■ PROBLEM:
Copy each line that contains the word "models".

══ DATASET EXCERPTS ══

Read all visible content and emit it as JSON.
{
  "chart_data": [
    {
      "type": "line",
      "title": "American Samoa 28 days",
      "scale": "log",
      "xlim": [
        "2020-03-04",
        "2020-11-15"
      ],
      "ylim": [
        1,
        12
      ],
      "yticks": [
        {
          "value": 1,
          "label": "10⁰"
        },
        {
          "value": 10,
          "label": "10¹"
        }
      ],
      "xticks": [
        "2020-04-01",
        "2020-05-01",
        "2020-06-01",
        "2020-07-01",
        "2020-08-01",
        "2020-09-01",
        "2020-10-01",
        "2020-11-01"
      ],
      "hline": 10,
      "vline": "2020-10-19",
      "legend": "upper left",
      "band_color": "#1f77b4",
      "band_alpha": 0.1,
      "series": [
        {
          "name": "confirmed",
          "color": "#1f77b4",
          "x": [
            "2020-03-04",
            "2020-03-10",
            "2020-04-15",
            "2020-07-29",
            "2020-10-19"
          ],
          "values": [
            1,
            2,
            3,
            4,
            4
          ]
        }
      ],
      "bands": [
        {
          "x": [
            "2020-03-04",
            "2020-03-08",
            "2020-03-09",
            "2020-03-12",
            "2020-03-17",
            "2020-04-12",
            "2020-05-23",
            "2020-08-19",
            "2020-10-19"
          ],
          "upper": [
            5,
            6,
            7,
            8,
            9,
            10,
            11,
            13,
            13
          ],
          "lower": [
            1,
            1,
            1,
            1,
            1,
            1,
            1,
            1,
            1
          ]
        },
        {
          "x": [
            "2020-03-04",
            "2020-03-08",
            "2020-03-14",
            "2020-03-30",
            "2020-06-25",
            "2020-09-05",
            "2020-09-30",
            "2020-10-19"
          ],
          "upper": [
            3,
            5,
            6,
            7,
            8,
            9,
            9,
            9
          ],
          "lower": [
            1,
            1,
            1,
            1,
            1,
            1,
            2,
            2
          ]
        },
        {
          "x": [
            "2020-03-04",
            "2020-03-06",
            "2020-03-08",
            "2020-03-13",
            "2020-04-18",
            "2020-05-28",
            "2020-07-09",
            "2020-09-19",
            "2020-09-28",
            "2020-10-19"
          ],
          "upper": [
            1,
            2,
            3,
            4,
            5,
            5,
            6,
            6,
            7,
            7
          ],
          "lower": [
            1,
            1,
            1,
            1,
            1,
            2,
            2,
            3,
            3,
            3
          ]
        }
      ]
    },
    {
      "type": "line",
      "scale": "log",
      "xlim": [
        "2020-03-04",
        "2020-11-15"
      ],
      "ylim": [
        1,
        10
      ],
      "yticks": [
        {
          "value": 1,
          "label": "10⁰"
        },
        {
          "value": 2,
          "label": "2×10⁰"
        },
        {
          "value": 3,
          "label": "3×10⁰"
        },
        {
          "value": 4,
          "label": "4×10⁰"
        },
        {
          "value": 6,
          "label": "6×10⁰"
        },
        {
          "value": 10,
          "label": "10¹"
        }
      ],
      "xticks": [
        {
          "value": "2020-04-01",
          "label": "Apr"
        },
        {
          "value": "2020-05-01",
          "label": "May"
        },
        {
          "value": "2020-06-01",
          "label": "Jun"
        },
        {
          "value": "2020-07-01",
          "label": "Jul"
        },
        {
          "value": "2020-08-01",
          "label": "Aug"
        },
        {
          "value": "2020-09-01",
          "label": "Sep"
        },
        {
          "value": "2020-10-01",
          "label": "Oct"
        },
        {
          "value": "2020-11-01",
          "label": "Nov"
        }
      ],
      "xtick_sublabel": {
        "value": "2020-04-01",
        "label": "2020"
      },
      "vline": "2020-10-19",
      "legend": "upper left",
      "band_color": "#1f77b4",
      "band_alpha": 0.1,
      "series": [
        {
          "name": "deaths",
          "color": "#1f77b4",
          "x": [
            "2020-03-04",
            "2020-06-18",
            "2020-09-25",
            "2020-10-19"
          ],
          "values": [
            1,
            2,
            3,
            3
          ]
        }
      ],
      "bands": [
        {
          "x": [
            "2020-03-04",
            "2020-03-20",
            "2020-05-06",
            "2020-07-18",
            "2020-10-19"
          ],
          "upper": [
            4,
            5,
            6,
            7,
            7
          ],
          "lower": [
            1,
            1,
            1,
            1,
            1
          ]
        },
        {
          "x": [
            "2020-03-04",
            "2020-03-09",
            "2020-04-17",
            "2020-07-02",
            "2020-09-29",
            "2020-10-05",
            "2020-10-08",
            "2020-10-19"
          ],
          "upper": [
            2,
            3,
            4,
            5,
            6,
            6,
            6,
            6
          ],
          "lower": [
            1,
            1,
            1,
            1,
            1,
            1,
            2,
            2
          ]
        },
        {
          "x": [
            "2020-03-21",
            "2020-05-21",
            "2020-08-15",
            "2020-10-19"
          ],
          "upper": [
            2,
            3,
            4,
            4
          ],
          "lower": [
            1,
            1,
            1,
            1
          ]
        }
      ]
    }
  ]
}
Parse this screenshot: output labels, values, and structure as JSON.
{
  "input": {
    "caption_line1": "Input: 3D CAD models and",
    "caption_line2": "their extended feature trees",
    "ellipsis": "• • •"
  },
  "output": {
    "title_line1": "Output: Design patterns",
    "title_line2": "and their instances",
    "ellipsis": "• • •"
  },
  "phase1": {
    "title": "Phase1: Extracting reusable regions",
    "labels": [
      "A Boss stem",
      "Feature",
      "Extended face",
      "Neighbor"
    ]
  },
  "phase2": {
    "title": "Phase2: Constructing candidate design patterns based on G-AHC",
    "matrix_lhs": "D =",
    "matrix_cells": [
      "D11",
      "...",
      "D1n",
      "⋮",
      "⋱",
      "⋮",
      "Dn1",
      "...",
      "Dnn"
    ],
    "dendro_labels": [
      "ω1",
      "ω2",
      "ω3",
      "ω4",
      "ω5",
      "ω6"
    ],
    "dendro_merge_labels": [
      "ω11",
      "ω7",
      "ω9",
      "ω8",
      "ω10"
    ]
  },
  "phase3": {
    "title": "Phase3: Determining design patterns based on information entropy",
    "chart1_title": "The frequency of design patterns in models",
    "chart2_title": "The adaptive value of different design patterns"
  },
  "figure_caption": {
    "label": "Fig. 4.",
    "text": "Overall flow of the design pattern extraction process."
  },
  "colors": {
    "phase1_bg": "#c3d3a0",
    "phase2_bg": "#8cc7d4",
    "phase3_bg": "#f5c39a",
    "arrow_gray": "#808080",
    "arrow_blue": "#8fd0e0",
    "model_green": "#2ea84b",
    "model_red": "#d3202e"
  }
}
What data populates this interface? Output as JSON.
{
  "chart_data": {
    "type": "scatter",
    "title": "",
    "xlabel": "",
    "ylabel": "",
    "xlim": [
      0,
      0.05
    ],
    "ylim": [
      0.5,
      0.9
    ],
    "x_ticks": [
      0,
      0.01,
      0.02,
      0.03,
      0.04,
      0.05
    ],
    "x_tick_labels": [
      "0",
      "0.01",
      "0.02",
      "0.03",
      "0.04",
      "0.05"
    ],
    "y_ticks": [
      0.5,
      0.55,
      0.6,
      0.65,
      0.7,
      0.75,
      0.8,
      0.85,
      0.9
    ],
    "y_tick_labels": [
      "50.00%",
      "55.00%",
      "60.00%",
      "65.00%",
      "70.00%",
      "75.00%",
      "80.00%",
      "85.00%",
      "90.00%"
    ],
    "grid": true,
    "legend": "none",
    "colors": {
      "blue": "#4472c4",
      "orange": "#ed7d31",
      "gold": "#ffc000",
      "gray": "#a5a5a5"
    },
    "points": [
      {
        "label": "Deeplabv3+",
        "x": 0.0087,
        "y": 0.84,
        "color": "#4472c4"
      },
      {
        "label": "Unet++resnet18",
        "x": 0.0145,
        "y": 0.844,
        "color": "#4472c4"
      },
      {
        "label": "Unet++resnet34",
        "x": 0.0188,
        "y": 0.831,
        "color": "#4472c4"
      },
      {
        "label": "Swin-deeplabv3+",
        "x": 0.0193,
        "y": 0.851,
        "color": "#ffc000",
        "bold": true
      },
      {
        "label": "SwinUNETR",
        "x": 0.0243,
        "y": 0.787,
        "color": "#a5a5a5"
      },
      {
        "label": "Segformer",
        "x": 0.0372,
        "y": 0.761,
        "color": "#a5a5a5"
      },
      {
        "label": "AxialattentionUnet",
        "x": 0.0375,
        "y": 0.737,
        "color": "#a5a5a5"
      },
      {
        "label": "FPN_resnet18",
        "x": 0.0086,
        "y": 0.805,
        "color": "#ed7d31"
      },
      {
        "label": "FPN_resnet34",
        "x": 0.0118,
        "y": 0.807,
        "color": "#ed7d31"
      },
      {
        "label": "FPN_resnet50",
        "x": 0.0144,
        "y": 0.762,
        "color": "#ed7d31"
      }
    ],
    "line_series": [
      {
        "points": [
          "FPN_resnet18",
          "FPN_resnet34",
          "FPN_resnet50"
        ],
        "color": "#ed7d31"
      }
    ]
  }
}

═══

■ OUTPUT FOR THIS TASK:
    "caption_line1": "Input: 3D CAD models and",
    "chart1_title": "The frequency of design patterns in models",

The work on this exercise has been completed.